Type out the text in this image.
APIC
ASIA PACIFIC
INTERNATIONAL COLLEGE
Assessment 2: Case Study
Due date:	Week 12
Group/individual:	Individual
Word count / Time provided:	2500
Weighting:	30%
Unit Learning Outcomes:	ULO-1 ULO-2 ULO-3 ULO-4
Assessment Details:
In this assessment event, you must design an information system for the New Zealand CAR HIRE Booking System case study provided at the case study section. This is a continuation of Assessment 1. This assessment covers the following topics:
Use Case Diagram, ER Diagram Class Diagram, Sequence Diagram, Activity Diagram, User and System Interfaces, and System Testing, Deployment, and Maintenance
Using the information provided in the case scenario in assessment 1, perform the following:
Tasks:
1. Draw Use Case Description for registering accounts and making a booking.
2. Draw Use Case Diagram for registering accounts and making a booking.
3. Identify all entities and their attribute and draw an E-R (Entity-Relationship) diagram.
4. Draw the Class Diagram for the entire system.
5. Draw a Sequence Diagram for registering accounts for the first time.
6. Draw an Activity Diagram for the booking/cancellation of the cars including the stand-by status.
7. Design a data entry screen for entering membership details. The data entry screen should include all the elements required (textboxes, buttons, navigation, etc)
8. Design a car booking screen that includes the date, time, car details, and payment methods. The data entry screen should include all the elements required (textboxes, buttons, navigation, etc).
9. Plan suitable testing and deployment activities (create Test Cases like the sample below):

**WRITTEN REQUEST:**
Give back the whole listing, word for word.

**OUTPUT FOR THIS TASK:**
Type out the text in this image.
APIC
ASIA PACIFIC
INTERNATIONAL COLLEGE
Assessment 2: Case Study
Due date:	Week 12
Group/individual:	Individual
Word count / Time provided:	2500
Weighting:	30%
Unit Learning Outcomes:	ULO-1 ULO-2 ULO-3 ULO-4
Assessment Details:
In this assessment event, you must design an information system for the New Zealand CAR HIRE Booking System case study provided at the case study section. This is a continuation of Assessment 1. This assessment covers the following topics:
Use Case Diagram, ER Diagram Class Diagram, Sequence Diagram, Activity Diagram, User and System Interfaces, and System Testing, Deployment, and Maintenance
Using the information provided in the case scenario in assessment 1, perform the following:
Tasks:
1. Draw Use Case Description for registering accounts and making a booking.
2. Draw Use Case Diagram for registering accounts and making a booking.
3. Identify all entities and their attribute and draw an E-R (Entity-Relationship) diagram.
4. Draw the Class Diagram for the entire system.
5. Draw a Sequence Diagram for registering accounts for the first time.
6. Draw an Activity Diagram for the booking/cancellation of the cars including the stand-by status.
7. Design a data entry screen for entering membership details. The data entry screen should include all the elements required (textboxes, buttons, navigation, etc)
8. Design a car booking screen that includes the date, time, car details, and payment methods. The data entry screen should include all the elements required (textboxes, buttons, navigation, etc).
9. Plan suitable testing and deployment activities (create Test Cases like the sample below):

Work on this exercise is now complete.